## What the task asks
Output every record below exactly as it appears.

[Data records]

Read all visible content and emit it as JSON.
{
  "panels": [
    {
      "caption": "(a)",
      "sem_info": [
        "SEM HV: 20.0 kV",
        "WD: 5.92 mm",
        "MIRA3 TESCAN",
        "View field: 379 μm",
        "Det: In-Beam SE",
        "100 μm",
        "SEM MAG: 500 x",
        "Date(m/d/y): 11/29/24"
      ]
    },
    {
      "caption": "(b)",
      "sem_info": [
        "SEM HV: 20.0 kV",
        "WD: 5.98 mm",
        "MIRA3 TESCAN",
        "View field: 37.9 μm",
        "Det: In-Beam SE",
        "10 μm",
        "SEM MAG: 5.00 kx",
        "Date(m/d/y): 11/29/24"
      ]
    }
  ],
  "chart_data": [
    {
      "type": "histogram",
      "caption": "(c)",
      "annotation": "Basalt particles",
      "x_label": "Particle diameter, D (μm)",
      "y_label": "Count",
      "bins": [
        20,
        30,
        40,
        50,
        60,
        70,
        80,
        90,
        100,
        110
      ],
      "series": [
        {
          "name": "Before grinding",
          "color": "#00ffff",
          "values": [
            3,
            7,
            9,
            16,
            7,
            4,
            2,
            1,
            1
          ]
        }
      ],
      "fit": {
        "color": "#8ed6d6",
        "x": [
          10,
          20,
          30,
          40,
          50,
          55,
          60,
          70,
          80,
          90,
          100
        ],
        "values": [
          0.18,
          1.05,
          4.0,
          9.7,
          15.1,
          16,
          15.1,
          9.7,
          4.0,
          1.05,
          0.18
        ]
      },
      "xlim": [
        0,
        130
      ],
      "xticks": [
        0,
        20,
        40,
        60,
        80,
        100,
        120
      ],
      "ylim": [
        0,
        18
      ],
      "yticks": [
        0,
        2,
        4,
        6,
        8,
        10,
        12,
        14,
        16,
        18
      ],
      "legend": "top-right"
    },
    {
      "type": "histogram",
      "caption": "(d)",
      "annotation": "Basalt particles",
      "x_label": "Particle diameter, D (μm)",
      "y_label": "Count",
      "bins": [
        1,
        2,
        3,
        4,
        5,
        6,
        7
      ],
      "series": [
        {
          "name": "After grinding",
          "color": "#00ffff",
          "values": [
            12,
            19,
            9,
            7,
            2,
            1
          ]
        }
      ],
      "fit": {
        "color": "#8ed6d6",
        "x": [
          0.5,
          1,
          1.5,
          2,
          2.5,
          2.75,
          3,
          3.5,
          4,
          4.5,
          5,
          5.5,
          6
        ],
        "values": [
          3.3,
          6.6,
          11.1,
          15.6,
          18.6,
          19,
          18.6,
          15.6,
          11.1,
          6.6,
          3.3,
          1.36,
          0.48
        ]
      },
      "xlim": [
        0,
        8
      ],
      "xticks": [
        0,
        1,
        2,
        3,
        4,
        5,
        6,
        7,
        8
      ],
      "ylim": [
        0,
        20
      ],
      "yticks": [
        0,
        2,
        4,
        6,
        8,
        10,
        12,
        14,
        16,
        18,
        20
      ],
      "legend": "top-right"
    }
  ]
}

## Reply to the task
Read all visible content and emit it as JSON.
{
  "panels": [
    {
      "caption": "(a)",
      "sem_info": [
        "SEM HV: 20.0 kV",
        "WD: 5.92 mm",
        "MIRA3 TESCAN",
        "View field: 379 μm",
        "Det: In-Beam SE",
        "100 μm",
        "SEM MAG: 500 x",
        "Date(m/d/y): 11/29/24"
      ]
    },
    {
      "caption": "(b)",
      "sem_info": [
        "SEM HV: 20.0 kV",
        "WD: 5.98 mm",
        "MIRA3 TESCAN",
        "View field: 37.9 μm",
        "Det: In-Beam SE",
        "10 μm",
        "SEM MAG: 5.00 kx",
        "Date(m/d/y): 11/29/24"
      ]
    }
  ],
  "chart_data": [
    {
      "type": "histogram",
      "caption": "(c)",
      "annotation": "Basalt particles",
      "x_label": "Particle diameter, D (μm)",
      "y_label": "Count",
      "bins": [
        20,
        30,
        40,
        50,
        60,
        70,
        80,
        90,
        100,
        110
      ],
      "series": [
        {
          "name": "Before grinding",
          "color": "#00ffff",
          "values": [
            3,
            7,
            9,
            16,
            7,
            4,
            2,
            1,
            1
          ]
        }
      ],
      "fit": {
        "color": "#8ed6d6",
        "x": [
          10,
          20,
          30,
          40,
          50,
          55,
          60,
          70,
          80,
          90,
          100
        ],
        "values": [
          0.18,
          1.05,
          4.0,
          9.7,
          15.1,
          16,
          15.1,
          9.7,
          4.0,
          1.05,
          0.18
        ]
      },
      "xlim": [
        0,
        130
      ],
      "xticks": [
        0,
        20,
        40,
        60,
        80,
        100,
        120
      ],
      "ylim": [
        0,
        18
      ],
      "yticks": [
        0,
        2,
        4,
        6,
        8,
        10,
        12,
        14,
        16,
        18
      ],
      "legend": "top-right"
    },
    {
      "type": "histogram",
      "caption": "(d)",
      "annotation": "Basalt particles",
      "x_label": "Particle diameter, D (μm)",
      "y_label": "Count",
      "bins": [
        1,
        2,
        3,
        4,
        5,
        6,
        7
      ],
      "series": [
        {
          "name": "After grinding",
          "color": "#00ffff",
          "values": [
            12,
            19,
            9,
            7,
            2,
            1
          ]
        }
      ],
      "fit": {
        "color": "#8ed6d6",
        "x": [
          0.5,
          1,
          1.5,
          2,
          2.5,
          2.75,
          3,
          3.5,
          4,
          4.5,
          5,
          5.5,
          6
        ],
        "values": [
          3.3,
          6.6,
          11.1,
          15.6,
          18.6,
          19,
          18.6,
          15.6,
          11.1,
          6.6,
          3.3,
          1.36,
          0.48
        ]
      },
      "xlim": [
        0,
        8
      ],
      "xticks": [
        0,
        1,
        2,
        3,
        4,
        5,
        6,
        7,
        8
      ],
      "ylim": [
        0,
        20
      ],
      "yticks": [
        0,
        2,
        4,
        6,
        8,
        10,
        12,
        14,
        16,
        18,
        20
      ],
      "legend": "top-right"
    }
  ]
}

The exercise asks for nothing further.